### WHAT IS BEING ASKED
Copy out every line of the records where the string "this" occurs.

### DATA FOR THE TASK

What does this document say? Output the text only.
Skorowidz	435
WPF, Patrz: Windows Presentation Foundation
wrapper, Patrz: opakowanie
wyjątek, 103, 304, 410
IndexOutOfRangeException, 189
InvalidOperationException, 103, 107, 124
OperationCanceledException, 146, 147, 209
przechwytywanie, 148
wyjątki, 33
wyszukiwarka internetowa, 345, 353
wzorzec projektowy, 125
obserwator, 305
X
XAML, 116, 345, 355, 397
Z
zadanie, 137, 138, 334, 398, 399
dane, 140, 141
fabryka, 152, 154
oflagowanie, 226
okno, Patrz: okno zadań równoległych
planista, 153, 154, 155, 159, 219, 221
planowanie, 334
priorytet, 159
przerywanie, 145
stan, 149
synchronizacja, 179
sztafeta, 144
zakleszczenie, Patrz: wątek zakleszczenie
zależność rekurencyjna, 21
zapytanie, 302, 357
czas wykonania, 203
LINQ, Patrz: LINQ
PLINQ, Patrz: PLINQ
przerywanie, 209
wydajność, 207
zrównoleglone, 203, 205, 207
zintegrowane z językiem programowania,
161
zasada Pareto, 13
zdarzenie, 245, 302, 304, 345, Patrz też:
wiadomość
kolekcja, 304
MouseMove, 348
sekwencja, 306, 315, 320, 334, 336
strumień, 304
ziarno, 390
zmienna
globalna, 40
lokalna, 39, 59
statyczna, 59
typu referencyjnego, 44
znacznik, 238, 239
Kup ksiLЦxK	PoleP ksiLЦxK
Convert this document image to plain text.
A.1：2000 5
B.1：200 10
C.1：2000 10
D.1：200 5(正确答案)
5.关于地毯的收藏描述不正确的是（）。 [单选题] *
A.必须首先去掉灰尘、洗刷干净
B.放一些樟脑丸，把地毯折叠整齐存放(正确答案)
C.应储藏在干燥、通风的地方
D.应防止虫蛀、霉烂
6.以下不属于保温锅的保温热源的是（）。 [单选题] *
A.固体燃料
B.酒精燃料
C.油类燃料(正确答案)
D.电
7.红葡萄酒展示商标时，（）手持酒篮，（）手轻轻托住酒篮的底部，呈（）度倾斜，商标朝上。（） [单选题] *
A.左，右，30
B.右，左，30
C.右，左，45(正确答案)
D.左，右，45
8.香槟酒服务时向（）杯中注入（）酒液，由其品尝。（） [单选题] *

### SOLUTION
What does this document say? Output the text only.
Convert this document image to plain text.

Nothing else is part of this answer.